WORK TO COMPLETE.
State how many lines of the entries hold the string "availability", and nothing more.

EXCERPTED DATA.
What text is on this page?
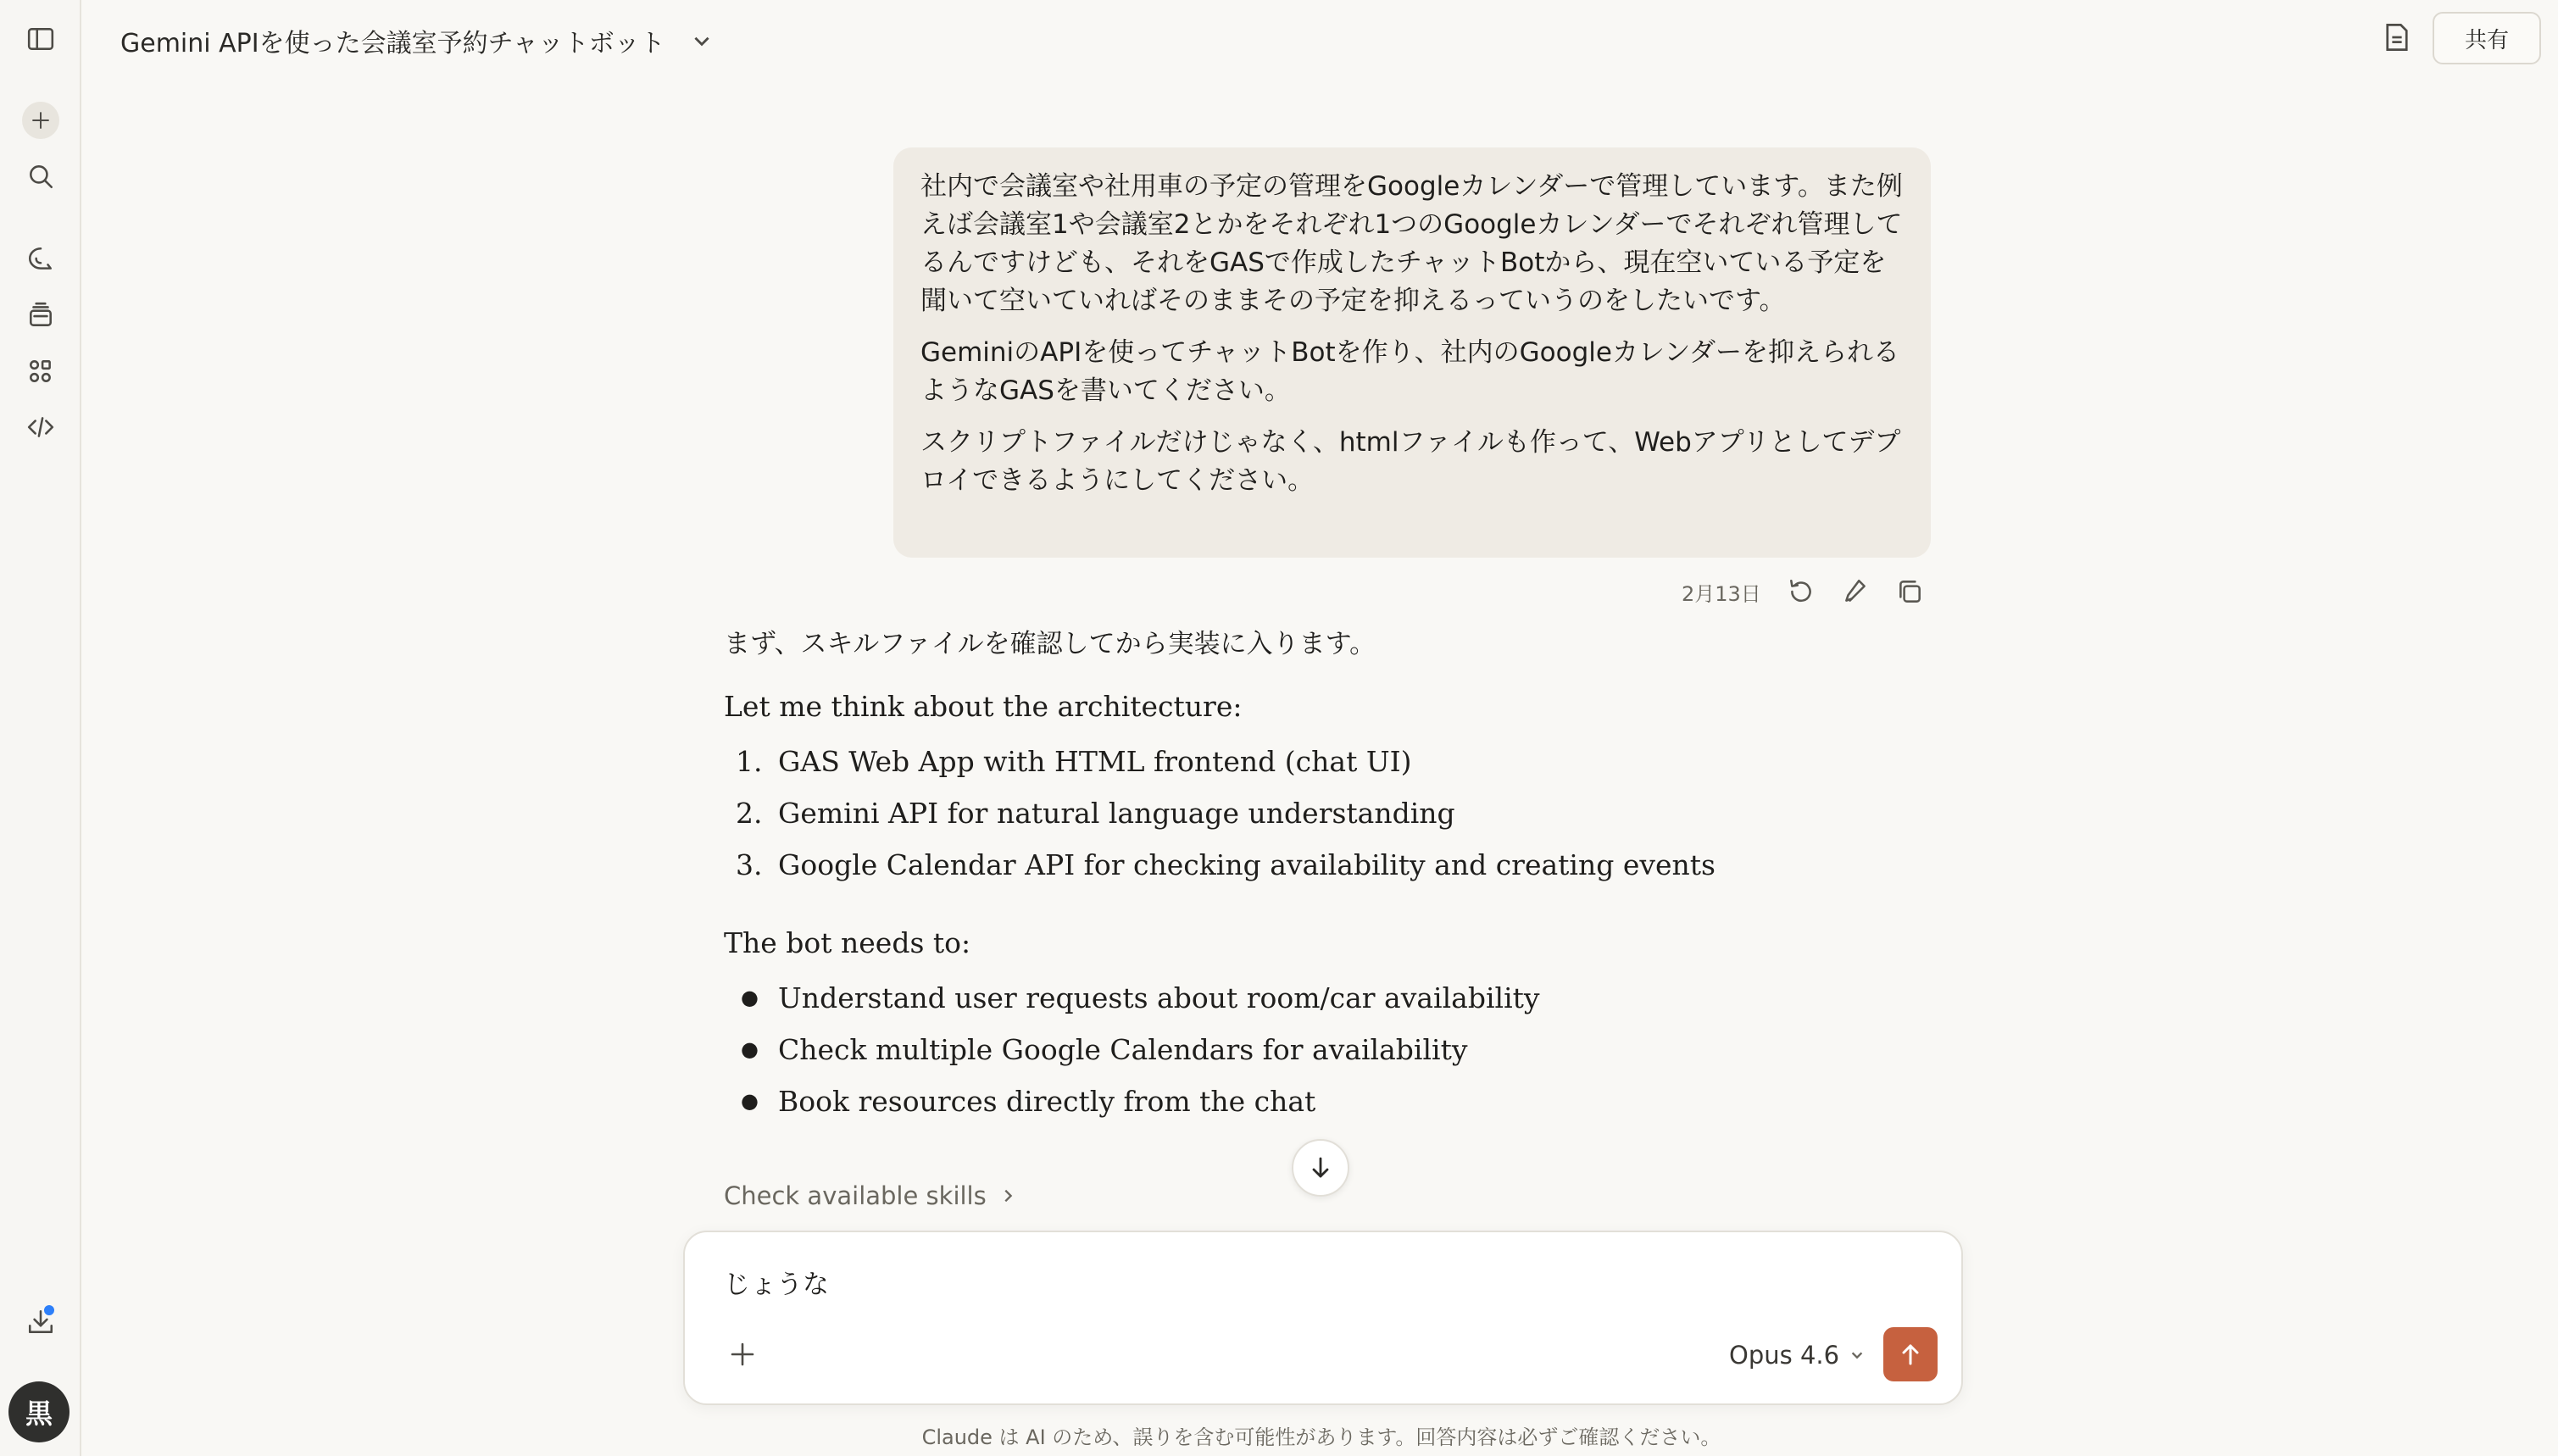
黒
Gemini APIを使った会議室予約チャットボット	共有

社内で会議室や社用車の予定の管理をGoogleカレンダーで管理しています。また例えば会議室1や会議室2とかをそれぞれ1つのGoogleカレンダーでそれぞれ管理してるんですけども、それをGASで作成したチャットBotから、現在空いている予定を聞いて空いていればそのままその予定を抑えるっていうのをしたいです。

GeminiのAPIを使ってチャットBotを作り、社内のGoogleカレンダーを抑えられるようなGASを書いてください。

スクリプトファイルだけじゃなく、htmlファイルも作って、Webアプリとしてデプロイできるようにしてください。

2月13日
まず、スキルファイルを確認してから実装に入ります。
Let me think about the architecture:
1. GAS Web App with HTML frontend (chat UI)
2. Gemini API for natural language understanding
3. Google Calendar API for checking availability and creating events
The bot needs to:
● Understand user requests about room/car availability
● Check multiple Google Calendars for availability
● Book resources directly from the chat
Check available skills
じょうな
Opus 4.6
Claude は AI のため、誤りを含む可能性があります。回答内容は必ずご確認ください。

ANSWER TO THIS PROBLEM.
3